_Exercise instructions_. Starting at the first line of the items below, repeat each line unchanged, and stop after the line that contains "right-column <box>1021 291 1602 1816</box>".
— Start of Records for this task —
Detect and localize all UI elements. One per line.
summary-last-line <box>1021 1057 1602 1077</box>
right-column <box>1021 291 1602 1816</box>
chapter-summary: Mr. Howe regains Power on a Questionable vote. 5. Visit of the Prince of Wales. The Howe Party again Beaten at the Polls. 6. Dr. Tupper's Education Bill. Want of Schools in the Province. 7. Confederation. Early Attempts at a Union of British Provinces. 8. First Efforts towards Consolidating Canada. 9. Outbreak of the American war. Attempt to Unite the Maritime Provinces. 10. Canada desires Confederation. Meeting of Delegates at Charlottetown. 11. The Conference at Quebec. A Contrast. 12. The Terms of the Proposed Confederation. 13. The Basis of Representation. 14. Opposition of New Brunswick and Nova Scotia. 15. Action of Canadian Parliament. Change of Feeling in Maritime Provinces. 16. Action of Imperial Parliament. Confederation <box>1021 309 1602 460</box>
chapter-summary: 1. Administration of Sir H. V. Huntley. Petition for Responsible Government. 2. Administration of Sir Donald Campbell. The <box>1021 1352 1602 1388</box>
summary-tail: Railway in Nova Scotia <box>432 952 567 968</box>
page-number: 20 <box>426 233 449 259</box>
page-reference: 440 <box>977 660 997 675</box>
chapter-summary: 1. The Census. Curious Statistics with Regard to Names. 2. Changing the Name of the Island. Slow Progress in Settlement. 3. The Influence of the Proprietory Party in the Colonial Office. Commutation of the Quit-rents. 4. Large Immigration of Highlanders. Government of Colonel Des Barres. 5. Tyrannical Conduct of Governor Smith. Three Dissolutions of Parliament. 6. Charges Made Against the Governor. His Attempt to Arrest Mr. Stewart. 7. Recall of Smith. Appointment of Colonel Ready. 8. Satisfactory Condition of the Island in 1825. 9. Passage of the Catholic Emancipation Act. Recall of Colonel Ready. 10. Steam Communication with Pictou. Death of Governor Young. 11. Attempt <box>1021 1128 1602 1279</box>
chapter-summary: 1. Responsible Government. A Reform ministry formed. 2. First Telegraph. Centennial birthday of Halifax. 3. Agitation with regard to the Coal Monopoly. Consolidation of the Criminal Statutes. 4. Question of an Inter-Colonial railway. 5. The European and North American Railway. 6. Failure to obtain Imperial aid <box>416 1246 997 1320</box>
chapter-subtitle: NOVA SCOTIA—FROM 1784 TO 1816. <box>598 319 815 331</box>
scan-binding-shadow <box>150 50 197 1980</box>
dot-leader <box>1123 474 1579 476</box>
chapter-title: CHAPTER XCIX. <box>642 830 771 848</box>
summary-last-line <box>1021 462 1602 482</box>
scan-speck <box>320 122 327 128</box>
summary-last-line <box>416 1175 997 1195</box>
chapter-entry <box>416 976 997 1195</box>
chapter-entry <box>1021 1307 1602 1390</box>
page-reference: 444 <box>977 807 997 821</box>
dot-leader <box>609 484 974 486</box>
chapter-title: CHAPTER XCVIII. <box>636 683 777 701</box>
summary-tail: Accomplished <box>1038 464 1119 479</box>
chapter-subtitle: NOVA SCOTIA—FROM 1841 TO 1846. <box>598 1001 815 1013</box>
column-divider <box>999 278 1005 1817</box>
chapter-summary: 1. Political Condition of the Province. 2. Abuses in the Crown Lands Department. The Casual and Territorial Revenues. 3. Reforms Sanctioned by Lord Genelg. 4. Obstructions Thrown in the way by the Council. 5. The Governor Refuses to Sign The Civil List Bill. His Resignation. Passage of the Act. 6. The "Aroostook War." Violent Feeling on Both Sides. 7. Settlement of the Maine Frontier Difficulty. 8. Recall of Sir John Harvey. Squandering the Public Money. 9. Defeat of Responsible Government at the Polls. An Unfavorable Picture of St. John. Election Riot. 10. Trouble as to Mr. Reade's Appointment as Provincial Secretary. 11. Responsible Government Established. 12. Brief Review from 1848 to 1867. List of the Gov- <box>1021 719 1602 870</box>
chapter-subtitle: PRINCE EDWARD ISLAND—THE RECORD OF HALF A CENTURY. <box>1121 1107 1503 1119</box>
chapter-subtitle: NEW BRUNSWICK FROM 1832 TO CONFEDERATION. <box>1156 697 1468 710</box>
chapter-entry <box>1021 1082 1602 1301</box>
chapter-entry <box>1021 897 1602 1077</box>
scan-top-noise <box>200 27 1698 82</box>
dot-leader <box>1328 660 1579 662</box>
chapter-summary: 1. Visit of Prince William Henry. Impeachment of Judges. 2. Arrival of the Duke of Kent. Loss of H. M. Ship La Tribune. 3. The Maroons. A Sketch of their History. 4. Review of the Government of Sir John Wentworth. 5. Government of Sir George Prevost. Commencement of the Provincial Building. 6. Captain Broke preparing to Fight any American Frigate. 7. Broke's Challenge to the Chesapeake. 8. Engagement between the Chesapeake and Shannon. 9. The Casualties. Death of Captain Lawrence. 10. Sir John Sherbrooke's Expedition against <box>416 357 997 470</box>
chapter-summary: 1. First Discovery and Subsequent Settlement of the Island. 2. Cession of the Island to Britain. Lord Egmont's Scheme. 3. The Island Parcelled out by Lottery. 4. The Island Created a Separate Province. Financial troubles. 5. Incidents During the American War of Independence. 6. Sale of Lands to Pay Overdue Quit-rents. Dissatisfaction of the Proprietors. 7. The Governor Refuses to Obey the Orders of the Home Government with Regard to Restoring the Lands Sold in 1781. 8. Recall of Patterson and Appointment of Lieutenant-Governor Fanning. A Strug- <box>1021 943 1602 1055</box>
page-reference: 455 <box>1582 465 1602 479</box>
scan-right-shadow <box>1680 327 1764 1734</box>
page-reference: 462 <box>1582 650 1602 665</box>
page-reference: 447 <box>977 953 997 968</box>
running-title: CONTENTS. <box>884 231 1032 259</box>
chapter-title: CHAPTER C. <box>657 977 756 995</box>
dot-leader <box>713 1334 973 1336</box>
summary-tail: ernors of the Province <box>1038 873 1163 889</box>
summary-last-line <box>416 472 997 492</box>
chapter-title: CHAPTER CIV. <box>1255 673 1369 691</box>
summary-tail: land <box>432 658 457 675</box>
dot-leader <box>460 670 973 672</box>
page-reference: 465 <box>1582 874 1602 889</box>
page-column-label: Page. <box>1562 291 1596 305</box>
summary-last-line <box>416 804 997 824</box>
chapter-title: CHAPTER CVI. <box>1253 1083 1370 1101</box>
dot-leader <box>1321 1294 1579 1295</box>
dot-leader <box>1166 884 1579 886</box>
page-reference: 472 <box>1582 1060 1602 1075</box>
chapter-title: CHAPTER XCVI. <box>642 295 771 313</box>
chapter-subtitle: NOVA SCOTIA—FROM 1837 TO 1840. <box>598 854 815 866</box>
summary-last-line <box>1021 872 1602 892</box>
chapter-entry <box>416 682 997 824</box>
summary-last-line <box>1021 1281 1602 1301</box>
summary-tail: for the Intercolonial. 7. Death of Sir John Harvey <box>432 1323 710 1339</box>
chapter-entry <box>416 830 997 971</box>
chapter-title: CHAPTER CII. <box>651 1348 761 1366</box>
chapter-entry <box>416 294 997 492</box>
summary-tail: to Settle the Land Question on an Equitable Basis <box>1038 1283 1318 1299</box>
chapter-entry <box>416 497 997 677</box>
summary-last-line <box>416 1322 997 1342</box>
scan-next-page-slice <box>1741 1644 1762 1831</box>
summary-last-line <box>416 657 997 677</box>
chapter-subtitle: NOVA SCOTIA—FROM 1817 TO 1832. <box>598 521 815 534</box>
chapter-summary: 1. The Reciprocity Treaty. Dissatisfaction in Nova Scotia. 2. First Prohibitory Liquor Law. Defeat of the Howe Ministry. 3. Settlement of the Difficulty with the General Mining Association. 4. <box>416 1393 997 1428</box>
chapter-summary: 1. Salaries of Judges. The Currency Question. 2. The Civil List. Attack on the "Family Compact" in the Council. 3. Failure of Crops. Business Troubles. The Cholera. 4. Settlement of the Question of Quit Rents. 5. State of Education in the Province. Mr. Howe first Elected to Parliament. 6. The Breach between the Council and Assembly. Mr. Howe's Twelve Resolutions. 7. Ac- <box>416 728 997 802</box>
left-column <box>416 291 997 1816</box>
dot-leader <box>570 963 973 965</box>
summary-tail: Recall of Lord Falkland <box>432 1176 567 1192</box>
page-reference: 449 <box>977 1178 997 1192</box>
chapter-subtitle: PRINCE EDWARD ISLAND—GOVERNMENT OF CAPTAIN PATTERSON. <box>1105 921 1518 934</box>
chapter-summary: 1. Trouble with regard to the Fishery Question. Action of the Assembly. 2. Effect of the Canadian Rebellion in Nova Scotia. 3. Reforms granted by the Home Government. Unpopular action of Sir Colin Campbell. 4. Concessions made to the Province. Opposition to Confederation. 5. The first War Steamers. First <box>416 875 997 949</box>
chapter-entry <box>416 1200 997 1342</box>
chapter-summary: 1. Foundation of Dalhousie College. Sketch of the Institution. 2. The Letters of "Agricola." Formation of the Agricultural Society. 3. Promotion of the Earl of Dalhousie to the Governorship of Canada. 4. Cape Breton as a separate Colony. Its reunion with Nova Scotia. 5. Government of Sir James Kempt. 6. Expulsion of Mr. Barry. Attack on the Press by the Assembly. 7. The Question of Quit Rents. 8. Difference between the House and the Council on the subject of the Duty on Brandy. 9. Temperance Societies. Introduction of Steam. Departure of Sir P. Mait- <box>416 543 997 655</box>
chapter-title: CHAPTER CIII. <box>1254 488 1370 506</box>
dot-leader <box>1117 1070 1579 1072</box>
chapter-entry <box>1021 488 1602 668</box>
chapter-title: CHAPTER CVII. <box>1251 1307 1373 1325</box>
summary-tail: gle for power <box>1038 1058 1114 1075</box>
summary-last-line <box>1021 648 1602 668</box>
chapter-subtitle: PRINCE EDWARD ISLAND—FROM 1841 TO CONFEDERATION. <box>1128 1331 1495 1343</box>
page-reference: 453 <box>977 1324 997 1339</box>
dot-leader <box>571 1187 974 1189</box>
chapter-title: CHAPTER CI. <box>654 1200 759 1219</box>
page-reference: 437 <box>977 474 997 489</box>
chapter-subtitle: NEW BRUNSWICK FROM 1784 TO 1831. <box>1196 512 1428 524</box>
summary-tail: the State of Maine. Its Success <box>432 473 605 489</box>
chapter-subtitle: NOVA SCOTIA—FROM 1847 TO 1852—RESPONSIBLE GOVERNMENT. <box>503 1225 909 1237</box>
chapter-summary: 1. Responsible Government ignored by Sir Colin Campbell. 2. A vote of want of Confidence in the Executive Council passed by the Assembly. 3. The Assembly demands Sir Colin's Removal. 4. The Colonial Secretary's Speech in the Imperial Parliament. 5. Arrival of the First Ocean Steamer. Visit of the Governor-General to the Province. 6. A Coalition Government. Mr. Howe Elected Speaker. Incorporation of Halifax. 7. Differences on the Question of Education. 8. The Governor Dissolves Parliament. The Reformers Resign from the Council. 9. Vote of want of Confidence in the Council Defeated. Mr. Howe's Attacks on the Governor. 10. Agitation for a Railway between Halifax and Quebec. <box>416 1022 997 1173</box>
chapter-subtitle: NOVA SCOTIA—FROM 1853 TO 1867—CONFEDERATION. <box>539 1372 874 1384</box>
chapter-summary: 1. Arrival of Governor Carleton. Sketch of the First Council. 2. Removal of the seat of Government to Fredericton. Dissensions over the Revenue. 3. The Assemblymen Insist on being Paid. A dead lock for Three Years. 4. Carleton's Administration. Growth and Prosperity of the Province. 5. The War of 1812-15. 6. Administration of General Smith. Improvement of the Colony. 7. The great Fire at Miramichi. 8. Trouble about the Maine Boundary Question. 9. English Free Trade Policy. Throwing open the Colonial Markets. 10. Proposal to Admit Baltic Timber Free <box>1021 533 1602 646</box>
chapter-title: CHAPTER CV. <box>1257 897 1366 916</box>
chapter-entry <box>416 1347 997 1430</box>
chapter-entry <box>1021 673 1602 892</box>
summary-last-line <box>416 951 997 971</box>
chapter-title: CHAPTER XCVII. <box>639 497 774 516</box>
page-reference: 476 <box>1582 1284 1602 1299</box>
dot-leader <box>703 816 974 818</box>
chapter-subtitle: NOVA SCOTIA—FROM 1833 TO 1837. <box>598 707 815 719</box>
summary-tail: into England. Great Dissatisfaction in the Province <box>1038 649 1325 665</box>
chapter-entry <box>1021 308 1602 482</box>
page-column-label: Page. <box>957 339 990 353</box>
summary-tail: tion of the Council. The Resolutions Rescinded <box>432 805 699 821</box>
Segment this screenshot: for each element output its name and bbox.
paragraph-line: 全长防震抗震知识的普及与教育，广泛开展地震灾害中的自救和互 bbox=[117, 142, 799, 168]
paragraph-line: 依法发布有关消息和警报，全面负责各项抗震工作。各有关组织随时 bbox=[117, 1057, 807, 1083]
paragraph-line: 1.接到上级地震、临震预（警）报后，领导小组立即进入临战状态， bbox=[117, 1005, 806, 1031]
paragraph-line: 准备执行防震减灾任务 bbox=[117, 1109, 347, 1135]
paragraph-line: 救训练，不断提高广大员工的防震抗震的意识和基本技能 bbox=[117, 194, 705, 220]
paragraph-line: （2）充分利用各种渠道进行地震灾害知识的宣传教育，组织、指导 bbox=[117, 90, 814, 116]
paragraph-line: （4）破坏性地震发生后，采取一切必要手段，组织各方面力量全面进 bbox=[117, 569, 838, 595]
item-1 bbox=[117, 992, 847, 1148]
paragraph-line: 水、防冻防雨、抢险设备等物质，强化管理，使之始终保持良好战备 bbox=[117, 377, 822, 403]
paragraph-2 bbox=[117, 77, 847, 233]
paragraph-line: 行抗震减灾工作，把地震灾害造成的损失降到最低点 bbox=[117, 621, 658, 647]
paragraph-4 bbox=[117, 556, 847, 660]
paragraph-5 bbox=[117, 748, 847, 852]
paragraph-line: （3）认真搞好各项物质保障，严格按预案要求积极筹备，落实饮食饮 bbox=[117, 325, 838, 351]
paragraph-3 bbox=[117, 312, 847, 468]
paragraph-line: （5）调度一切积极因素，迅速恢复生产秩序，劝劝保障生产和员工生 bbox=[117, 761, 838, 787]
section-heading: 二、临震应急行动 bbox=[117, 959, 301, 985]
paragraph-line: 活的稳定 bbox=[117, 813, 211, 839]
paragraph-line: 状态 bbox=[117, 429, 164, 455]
— End of Records for this task —
_Task response_.
Detect and localize all UI elements. One per line.
summary-last-line <box>1021 1057 1602 1077</box>
right-column <box>1021 291 1602 1816</box>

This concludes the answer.